-- start Material for the task --

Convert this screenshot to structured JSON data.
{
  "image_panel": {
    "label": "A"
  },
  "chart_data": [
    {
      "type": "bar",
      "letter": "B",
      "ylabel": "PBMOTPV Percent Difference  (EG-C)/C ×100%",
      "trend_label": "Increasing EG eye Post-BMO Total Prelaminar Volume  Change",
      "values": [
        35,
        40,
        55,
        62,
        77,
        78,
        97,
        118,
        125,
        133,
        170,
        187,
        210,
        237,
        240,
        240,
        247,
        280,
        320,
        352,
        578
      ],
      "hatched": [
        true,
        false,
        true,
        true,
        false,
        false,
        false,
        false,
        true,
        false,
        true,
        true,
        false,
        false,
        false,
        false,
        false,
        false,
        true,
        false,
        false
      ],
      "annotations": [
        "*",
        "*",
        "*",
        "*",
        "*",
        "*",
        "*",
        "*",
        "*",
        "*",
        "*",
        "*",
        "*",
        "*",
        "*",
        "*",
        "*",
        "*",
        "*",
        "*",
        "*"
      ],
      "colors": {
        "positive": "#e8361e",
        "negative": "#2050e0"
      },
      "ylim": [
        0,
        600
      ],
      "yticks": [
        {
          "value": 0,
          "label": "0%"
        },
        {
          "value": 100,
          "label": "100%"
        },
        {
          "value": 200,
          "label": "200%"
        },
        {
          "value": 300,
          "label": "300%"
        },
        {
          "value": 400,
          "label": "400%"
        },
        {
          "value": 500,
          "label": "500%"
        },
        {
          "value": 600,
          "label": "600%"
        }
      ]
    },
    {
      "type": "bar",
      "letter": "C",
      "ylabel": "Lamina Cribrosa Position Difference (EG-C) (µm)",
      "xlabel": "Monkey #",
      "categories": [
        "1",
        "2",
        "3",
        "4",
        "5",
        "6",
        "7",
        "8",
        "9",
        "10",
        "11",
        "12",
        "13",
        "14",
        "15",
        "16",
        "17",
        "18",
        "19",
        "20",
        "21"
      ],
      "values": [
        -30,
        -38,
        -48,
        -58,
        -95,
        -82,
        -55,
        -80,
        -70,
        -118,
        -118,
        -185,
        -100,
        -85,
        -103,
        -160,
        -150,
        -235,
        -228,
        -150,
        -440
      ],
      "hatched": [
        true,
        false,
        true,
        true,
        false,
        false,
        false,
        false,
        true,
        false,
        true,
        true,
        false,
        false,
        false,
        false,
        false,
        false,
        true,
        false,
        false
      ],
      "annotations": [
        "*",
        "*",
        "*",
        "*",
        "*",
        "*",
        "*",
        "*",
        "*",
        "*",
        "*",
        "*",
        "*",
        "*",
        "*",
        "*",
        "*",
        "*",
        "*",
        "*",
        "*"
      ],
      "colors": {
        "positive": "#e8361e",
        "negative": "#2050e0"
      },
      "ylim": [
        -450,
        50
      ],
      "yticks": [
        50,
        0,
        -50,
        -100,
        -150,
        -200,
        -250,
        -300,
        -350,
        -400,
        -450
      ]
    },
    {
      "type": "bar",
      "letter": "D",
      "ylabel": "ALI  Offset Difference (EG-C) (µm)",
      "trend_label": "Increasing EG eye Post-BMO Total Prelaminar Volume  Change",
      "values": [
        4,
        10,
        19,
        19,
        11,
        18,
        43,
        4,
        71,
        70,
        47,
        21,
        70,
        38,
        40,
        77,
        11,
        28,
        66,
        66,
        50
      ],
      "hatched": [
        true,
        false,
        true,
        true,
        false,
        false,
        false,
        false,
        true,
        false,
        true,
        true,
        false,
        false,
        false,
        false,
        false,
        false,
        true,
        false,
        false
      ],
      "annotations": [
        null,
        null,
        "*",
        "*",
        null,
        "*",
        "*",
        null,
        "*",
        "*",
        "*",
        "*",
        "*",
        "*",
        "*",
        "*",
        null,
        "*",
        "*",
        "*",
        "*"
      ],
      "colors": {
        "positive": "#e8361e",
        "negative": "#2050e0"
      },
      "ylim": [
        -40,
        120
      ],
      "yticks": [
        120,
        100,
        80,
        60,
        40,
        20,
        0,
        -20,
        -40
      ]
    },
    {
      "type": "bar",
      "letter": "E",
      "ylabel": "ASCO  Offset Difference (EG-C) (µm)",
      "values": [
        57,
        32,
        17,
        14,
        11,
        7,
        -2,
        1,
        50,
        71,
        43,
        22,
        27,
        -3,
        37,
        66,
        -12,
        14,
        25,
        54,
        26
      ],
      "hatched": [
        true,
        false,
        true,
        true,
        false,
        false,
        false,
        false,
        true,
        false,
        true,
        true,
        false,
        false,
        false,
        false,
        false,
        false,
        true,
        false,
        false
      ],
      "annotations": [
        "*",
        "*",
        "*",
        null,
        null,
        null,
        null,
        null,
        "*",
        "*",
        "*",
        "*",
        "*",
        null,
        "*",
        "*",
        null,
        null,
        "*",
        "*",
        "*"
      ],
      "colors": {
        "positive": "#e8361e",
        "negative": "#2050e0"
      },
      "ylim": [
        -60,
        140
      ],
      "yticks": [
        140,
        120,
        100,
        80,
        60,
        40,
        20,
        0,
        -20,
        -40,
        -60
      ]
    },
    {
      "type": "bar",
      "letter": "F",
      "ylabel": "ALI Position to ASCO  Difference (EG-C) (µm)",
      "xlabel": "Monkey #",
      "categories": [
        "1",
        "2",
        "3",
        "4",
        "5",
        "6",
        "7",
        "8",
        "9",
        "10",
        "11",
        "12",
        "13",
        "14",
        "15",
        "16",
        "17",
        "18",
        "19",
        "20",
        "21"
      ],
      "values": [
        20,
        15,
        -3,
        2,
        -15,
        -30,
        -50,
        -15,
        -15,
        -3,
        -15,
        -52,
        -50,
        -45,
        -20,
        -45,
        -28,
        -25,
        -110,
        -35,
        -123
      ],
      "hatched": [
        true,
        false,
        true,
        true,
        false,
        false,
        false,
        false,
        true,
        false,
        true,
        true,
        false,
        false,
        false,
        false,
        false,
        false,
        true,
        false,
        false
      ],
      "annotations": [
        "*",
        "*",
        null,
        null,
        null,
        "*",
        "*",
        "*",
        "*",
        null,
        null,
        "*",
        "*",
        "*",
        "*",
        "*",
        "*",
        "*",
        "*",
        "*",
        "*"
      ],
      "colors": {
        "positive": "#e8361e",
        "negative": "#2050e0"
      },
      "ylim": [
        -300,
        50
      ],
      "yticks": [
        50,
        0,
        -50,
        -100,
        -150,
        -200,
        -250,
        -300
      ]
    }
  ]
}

-- end Material for the task --

### What is being asked
Please reproduce the entire listing, exactly as shown.

### Answer to the problem
Convert this screenshot to structured JSON data.
{
  "image_panel": {
    "label": "A"
  },
  "chart_data": [
    {
      "type": "bar",
      "letter": "B",
      "ylabel": "PBMOTPV Percent Difference  (EG-C)/C ×100%",
      "trend_label": "Increasing EG eye Post-BMO Total Prelaminar Volume  Change",
      "values": [
        35,
        40,
        55,
        62,
        77,
        78,
        97,
        118,
        125,
        133,
        170,
        187,
        210,
        237,
        240,
        240,
        247,
        280,
        320,
        352,
        578
      ],
      "hatched": [
        true,
        false,
        true,
        true,
        false,
        false,
        false,
        false,
        true,
        false,
        true,
        true,
        false,
        false,
        false,
        false,
        false,
        false,
        true,
        false,
        false
      ],
      "annotations": [
        "*",
        "*",
        "*",
        "*",
        "*",
        "*",
        "*",
        "*",
        "*",
        "*",
        "*",
        "*",
        "*",
        "*",
        "*",
        "*",
        "*",
        "*",
        "*",
        "*",
        "*"
      ],
      "colors": {
        "positive": "#e8361e",
        "negative": "#2050e0"
      },
      "ylim": [
        0,
        600
      ],
      "yticks": [
        {
          "value": 0,
          "label": "0%"
        },
        {
          "value": 100,
          "label": "100%"
        },
        {
          "value": 200,
          "label": "200%"
        },
        {
          "value": 300,
          "label": "300%"
        },
        {
          "value": 400,
          "label": "400%"
        },
        {
          "value": 500,
          "label": "500%"
        },
        {
          "value": 600,
          "label": "600%"
        }
      ]
    },
    {
      "type": "bar",
      "letter": "C",
      "ylabel": "Lamina Cribrosa Position Difference (EG-C) (µm)",
      "xlabel": "Monkey #",
      "categories": [
        "1",
        "2",
        "3",
        "4",
        "5",
        "6",
        "7",
        "8",
        "9",
        "10",
        "11",
        "12",
        "13",
        "14",
        "15",
        "16",
        "17",
        "18",
        "19",
        "20",
        "21"
      ],
      "values": [
        -30,
        -38,
        -48,
        -58,
        -95,
        -82,
        -55,
        -80,
        -70,
        -118,
        -118,
        -185,
        -100,
        -85,
        -103,
        -160,
        -150,
        -235,
        -228,
        -150,
        -440
      ],
      "hatched": [
        true,
        false,
        true,
        true,
        false,
        false,
        false,
        false,
        true,
        false,
        true,
        true,
        false,
        false,
        false,
        false,
        false,
        false,
        true,
        false,
        false
      ],
      "annotations": [
        "*",
        "*",
        "*",
        "*",
        "*",
        "*",
        "*",
        "*",
        "*",
        "*",
        "*",
        "*",
        "*",
        "*",
        "*",
        "*",
        "*",
        "*",
        "*",
        "*",
        "*"
      ],
      "colors": {
        "positive": "#e8361e",
        "negative": "#2050e0"
      },
      "ylim": [
        -450,
        50
      ],
      "yticks": [
        50,
        0,
        -50,
        -100,
        -150,
        -200,
        -250,
        -300,
        -350,
        -400,
        -450
      ]
    },
    {
      "type": "bar",
      "letter": "D",
      "ylabel": "ALI  Offset Difference (EG-C) (µm)",
      "trend_label": "Increasing EG eye Post-BMO Total Prelaminar Volume  Change",
      "values": [
        4,
        10,
        19,
        19,
        11,
        18,
        43,
        4,
        71,
        70,
        47,
        21,
        70,
        38,
        40,
        77,
        11,
        28,
        66,
        66,
        50
      ],
      "hatched": [
        true,
        false,
        true,
        true,
        false,
        false,
        false,
        false,
        true,
        false,
        true,
        true,
        false,
        false,
        false,
        false,
        false,
        false,
        true,
        false,
        false
      ],
      "annotations": [
        null,
        null,
        "*",
        "*",
        null,
        "*",
        "*",
        null,
        "*",
        "*",
        "*",
        "*",
        "*",
        "*",
        "*",
        "*",
        null,
        "*",
        "*",
        "*",
        "*"
      ],
      "colors": {
        "positive": "#e8361e",
        "negative": "#2050e0"
      },
      "ylim": [
        -40,
        120
      ],
      "yticks": [
        120,
        100,
        80,
        60,
        40,
        20,
        0,
        -20,
        -40
      ]
    },
    {
      "type": "bar",
      "letter": "E",
      "ylabel": "ASCO  Offset Difference (EG-C) (µm)",
      "values": [
        57,
        32,
        17,
        14,
        11,
        7,
        -2,
        1,
        50,
        71,
        43,
        22,
        27,
        -3,
        37,
        66,
        -12,
        14,
        25,
        54,
        26
      ],
      "hatched": [
        true,
        false,
        true,
        true,
        false,
        false,
        false,
        false,
        true,
        false,
        true,
        true,
        false,
        false,
        false,
        false,
        false,
        false,
        true,
        false,
        false
      ],
      "annotations": [
        "*",
        "*",
        "*",
        null,
        null,
        null,
        null,
        null,
        "*",
        "*",
        "*",
        "*",
        "*",
        null,
        "*",
        "*",
        null,
        null,
        "*",
        "*",
        "*"
      ],
      "colors": {
        "positive": "#e8361e",
        "negative": "#2050e0"
      },
      "ylim": [
        -60,
        140
      ],
      "yticks": [
        140,
        120,
        100,
        80,
        60,
        40,
        20,
        0,
        -20,
        -40,
        -60
      ]
    },
    {
      "type": "bar",
      "letter": "F",
      "ylabel": "ALI Position to ASCO  Difference (EG-C) (µm)",
      "xlabel": "Monkey #",
      "categories": [
        "1",
        "2",
        "3",
        "4",
        "5",
        "6",
        "7",
        "8",
        "9",
        "10",
        "11",
        "12",
        "13",
        "14",
        "15",
        "16",
        "17",
        "18",
        "19",
        "20",
        "21"
      ],
      "values": [
        20,
        15,
        -3,
        2,
        -15,
        -30,
        -50,
        -15,
        -15,
        -3,
        -15,
        -52,
        -50,
        -45,
        -20,
        -45,
        -28,
        -25,
        -110,
        -35,
        -123
      ],
      "hatched": [
        true,
        false,
        true,
        true,
        false,
        false,
        false,
        false,
        true,
        false,
        true,
        true,
        false,
        false,
        false,
        false,
        false,
        false,
        true,
        false,
        false
      ],
      "annotations": [
        "*",
        "*",
        null,
        null,
        null,
        "*",
        "*",
        "*",
        "*",
        null,
        null,
        "*",
        "*",
        "*",
        "*",
        "*",
        "*",
        "*",
        "*",
        "*",
        "*"
      ],
      "colors": {
        "positive": "#e8361e",
        "negative": "#2050e0"
      },
      "ylim": [
        -300,
        50
      ],
      "yticks": [
        50,
        0,
        -50,
        -100,
        -150,
        -200,
        -250,
        -300
      ]
    }
  ]
}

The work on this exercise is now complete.